─── Record list ───

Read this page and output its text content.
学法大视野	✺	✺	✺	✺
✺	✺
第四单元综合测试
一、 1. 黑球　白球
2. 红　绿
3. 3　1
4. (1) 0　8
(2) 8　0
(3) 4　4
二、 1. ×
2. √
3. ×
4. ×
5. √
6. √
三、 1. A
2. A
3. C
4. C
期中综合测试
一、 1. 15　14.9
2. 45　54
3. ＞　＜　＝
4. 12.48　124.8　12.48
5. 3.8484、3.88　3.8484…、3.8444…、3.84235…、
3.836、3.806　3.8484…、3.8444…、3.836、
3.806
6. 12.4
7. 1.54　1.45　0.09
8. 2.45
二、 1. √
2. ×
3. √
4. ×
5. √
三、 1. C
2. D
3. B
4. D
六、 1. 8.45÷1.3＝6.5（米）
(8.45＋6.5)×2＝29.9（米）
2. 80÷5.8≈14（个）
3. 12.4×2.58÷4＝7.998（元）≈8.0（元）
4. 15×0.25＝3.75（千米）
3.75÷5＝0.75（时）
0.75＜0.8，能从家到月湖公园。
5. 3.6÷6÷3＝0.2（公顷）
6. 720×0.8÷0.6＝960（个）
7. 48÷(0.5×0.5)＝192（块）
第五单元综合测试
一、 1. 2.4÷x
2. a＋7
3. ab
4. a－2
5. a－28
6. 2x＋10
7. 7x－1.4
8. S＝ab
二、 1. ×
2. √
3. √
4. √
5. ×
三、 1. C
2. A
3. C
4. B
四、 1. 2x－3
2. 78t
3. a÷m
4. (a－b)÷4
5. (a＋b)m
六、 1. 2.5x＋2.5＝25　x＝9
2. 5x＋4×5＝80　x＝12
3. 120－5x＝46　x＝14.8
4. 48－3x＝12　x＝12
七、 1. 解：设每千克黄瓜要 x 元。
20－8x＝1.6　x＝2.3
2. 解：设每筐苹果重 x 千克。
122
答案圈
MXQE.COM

───

→ **Objective**
Reproduce every line of the data verbatim.

→ **Task result**
Read this page and output its text content.
学法大视野	✺	✺	✺	✺
✺	✺
第四单元综合测试
一、 1. 黑球　白球
2. 红　绿
3. 3　1
4. (1) 0　8
(2) 8　0
(3) 4　4
二、 1. ×
2. √
3. ×
4. ×
5. √
6. √
三、 1. A
2. A
3. C
4. C
期中综合测试
一、 1. 15　14.9
2. 45　54
3. ＞　＜　＝
4. 12.48　124.8　12.48
5. 3.8484、3.88　3.8484…、3.8444…、3.84235…、
3.836、3.806　3.8484…、3.8444…、3.836、
3.806
6. 12.4
7. 1.54　1.45　0.09
8. 2.45
二、 1. √
2. ×
3. √
4. ×
5. √
三、 1. C
2. D
3. B
4. D
六、 1. 8.45÷1.3＝6.5（米）
(8.45＋6.5)×2＝29.9（米）
2. 80÷5.8≈14（个）
3. 12.4×2.58÷4＝7.998（元）≈8.0（元）
4. 15×0.25＝3.75（千米）
3.75÷5＝0.75（时）
0.75＜0.8，能从家到月湖公园。
5. 3.6÷6÷3＝0.2（公顷）
6. 720×0.8÷0.6＝960（个）
7. 48÷(0.5×0.5)＝192（块）
第五单元综合测试
一、 1. 2.4÷x
2. a＋7
3. ab
4. a－2
5. a－28
6. 2x＋10
7. 7x－1.4
8. S＝ab
二、 1. ×
2. √
3. √
4. √
5. ×
三、 1. C
2. A
3. C
4. B
四、 1. 2x－3
2. 78t
3. a÷m
4. (a－b)÷4
5. (a＋b)m
六、 1. 2.5x＋2.5＝25　x＝9
2. 5x＋4×5＝80　x＝12
3. 120－5x＝46　x＝14.8
4. 48－3x＝12　x＝12
七、 1. 解：设每千克黄瓜要 x 元。
20－8x＝1.6　x＝2.3
2. 解：设每筐苹果重 x 千克。
122
答案圈
MXQE.COM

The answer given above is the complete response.